● FRAGMENTO DEL DOCUMENTO:
##############################

El Festival de Lucerna, uno de los más importantes y antiguos del panorama musical internacional, presenta un programa doble Beethoven–Mozart dirigido por el gran Abbado.

El Festival de Lucerna tiene su origen en una serie de conciertos realizados en los jardines de la Villa de la familia Wagner en Tribschen –a orillas de lago Lucerne–, que tenían a Arturo Toscanini como principal director, quien se encargó de formar una orquesta para la ocasión en la que se encontraban miembros de algunas de las principales formaciones musicales del momento. Con la llegada del régimen nazi algunos directores, como el propio Toscanini, Bruno Walter o Fritz Busch decidieron no dirigir en territorio alemán ni austriaco como protesta al régimen, por lo que el territorio suizo –neutral y ajeno en la manera que esto era posible al problema bélico del momento– se mostraba como absolutamente apropiado para servir de escenario. El festival se fundó aquel 25 de agosto de 1938 precisamente con aquel primer concierto. Desde entonces, el festival se ha
ido estableciendo como una de las citas ineludibles en la temporada de música clásica europea, forjada a lo largo de los años con la presencia de prácticamente la totalidad de las grandes orquestas, conjunto de cámara, solistas y directores que han estado en la cima durante más de 75 años. De los pocos más de diez conciertos programados en las primeras ediciones se ha pasado a la visita de más de 120.000 oyentes en cada edición, plagada de eventos.

##############################

● INSTRUCCIONES DE TRABAJO:
A – Responde con datos del texto sobre el Festival de Lucerna:
(i) ¿Quién era el principal director de los conciertos en los jardines de la villa de la familia Wagner en Tribschen?
(ii) ¿En qué fecha se fundó el festival?
(iii) ¿Cuántos oyentes recibe el festival en cada edición?
B – Continúa el texto sobre el Festival de Lucerna a partir de su última frase.

##############################

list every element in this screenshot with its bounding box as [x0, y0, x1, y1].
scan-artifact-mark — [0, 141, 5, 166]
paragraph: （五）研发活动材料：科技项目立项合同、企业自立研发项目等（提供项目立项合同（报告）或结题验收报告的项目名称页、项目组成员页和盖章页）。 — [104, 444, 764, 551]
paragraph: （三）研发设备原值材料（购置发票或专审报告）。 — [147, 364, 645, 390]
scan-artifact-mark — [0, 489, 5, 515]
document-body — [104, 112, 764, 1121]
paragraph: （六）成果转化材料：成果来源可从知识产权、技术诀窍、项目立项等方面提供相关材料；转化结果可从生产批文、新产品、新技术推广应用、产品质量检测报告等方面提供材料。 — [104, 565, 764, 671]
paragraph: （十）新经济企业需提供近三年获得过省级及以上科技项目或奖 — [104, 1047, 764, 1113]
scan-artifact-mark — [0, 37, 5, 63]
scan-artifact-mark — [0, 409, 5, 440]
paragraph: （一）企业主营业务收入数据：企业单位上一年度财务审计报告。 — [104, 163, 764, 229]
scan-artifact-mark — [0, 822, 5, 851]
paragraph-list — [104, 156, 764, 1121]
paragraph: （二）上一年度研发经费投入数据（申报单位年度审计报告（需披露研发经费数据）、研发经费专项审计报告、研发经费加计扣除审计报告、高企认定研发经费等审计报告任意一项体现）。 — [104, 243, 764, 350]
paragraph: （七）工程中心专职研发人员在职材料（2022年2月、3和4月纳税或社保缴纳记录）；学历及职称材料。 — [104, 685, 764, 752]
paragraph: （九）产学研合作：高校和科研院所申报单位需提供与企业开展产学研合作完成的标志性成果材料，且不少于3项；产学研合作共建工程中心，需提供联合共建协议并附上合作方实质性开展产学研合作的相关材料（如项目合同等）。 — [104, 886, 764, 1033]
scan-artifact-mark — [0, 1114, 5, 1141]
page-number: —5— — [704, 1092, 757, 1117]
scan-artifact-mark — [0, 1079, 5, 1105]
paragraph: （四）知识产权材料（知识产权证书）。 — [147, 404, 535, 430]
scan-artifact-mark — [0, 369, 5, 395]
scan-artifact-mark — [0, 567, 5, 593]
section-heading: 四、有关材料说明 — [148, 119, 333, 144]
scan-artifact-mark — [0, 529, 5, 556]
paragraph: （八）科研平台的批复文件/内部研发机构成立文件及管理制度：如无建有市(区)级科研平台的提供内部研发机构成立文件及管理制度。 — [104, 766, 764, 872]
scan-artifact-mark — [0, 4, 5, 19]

##############################

● SECCIÓN DE RESPUESTAS:
A –
(i) Arturo Toscanini.
(ii) El 25 de agosto de 1938.
(iii) Más de 120.000.

B –
Además, el festival, tradicionalmente de verano, pasó a diversificar su oferta desde 1988 con la aparición del Festival de Pascua, además del Festival de Piano, que han ampliado la oferta de manera exponencial. En 1970 el festival trabajó por primera vez sobre una idea o tema principal que servía para eje, manteniendo desde entonces este concepto como esencia del festival. A partir de 1973 se lanzan los conciertos de debut o la serie llamada Jóvenes solistas, por la que han pasado la flor y nata de la interpretación del repertorio clásico, además de la serie Perspectivas, que hoy día se conoce como Compositores en residencia, que ha servido para favorecer la creación contemporánea. Jean Nouvel fue el encargado de proyectar la espectacular sala de conciertos que lleva al servicio del festival desde 1998. Otro de los puntos fuertes del festival es la implicación en la formación musical, por lo que la creación de la Orquesta del Festival de Lucerna en 2003, de la mano de Claudio Abbado, además de la Academia del Festival de Lucerna, que comandada por otro gran genio de la música clásica en el siglo XX, Pierre Boulez, han conseguido formar a diversos y numerosos jóvenes talentos, dándoles la oportunidad de trabajar en un festival y una orquesta de primera nivel, de la mano de algunas de las leyendas en el panorama musical de la historia reciente de la música clásica.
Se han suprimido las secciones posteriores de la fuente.